====== RECORDS PROVIDED ======

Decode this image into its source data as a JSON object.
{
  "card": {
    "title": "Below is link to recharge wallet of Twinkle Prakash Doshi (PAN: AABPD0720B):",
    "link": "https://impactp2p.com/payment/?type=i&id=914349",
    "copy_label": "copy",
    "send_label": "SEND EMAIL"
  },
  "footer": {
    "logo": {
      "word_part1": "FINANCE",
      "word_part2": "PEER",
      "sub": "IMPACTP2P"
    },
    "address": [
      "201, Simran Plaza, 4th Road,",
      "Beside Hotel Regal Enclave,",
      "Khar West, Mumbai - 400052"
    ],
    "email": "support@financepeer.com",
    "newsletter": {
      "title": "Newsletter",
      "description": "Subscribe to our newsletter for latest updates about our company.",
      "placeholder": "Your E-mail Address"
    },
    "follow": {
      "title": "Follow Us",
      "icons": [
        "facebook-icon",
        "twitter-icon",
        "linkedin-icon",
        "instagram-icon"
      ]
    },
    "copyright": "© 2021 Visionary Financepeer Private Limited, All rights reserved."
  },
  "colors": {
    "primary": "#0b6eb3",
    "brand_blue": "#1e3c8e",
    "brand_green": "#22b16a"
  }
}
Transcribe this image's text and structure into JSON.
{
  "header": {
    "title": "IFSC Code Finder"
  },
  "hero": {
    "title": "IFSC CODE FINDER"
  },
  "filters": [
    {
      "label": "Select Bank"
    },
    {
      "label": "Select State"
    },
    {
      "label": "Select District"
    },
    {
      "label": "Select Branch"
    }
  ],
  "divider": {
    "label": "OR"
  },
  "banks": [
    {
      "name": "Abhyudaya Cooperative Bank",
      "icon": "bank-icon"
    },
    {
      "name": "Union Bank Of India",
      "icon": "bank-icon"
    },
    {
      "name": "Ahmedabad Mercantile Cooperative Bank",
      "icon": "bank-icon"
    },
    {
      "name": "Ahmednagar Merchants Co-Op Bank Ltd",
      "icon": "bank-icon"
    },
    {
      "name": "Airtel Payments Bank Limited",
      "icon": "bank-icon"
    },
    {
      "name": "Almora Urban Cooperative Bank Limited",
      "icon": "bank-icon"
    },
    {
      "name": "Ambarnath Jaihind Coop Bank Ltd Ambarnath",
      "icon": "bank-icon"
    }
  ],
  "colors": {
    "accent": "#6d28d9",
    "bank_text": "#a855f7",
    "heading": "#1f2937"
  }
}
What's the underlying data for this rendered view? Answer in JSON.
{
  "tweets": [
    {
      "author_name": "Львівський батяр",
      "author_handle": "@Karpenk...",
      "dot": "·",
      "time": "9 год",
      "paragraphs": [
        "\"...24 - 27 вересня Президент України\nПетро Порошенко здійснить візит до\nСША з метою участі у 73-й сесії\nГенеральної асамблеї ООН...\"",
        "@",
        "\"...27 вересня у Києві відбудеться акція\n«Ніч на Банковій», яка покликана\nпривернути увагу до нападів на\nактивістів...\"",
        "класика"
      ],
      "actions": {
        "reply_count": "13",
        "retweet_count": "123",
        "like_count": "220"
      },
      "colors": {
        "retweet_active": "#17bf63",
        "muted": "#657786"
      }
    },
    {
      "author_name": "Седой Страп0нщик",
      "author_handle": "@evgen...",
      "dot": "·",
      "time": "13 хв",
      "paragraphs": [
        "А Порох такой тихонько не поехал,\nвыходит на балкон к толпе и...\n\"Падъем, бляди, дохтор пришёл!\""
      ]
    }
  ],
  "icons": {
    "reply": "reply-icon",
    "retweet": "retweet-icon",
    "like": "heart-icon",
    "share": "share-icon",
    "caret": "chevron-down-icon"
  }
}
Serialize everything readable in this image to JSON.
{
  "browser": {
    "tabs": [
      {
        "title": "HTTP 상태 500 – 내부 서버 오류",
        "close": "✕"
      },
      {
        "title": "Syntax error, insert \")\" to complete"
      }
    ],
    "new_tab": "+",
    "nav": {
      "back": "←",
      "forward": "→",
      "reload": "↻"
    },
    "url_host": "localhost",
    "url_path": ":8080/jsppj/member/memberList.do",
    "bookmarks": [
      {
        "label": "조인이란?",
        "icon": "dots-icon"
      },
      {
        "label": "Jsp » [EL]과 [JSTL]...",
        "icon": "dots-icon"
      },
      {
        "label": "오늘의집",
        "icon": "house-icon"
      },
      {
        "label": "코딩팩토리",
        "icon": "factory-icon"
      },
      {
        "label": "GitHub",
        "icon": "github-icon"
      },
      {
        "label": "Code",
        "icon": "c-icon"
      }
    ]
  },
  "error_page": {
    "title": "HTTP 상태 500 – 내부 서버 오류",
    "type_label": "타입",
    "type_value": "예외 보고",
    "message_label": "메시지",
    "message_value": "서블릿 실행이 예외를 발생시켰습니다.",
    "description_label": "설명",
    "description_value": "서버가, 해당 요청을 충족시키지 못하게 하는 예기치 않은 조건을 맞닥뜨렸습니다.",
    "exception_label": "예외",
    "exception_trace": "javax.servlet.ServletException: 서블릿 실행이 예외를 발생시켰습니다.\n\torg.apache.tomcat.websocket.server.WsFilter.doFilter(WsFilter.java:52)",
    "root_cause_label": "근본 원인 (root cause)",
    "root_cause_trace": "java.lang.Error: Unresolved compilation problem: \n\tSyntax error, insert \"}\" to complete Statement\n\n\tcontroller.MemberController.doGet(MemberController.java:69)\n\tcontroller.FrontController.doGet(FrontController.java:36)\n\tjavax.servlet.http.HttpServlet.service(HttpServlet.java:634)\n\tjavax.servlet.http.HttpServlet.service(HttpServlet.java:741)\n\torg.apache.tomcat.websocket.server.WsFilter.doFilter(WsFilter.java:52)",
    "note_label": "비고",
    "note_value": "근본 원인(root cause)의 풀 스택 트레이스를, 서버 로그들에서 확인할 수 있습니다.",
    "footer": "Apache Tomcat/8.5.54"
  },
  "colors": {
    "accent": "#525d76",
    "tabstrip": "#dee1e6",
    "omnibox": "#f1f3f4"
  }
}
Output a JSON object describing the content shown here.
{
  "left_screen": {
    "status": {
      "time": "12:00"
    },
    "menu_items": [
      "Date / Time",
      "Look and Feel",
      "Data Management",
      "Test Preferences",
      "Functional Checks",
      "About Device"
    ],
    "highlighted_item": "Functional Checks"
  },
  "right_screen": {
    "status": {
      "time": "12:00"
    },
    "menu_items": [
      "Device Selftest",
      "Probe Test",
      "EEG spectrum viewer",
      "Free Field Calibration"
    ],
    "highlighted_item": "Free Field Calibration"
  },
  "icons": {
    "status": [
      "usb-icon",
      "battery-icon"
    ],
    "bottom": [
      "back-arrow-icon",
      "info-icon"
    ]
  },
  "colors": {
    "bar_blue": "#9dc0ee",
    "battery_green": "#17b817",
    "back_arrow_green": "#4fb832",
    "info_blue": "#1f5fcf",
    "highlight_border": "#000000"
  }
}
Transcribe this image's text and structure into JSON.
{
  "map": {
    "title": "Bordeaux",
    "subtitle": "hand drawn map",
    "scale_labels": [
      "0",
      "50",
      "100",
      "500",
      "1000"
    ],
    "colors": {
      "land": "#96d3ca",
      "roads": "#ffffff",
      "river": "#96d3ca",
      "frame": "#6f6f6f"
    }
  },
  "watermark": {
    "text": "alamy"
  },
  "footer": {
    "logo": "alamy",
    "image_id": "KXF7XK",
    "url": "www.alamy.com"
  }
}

======

**WRITTEN REQUEST**: Scan the material line by line and report each one that contains "IFSC".

**COMPLETE OUTPUT**:
    "title": "IFSC Code Finder"
    "title": "IFSC CODE FINDER"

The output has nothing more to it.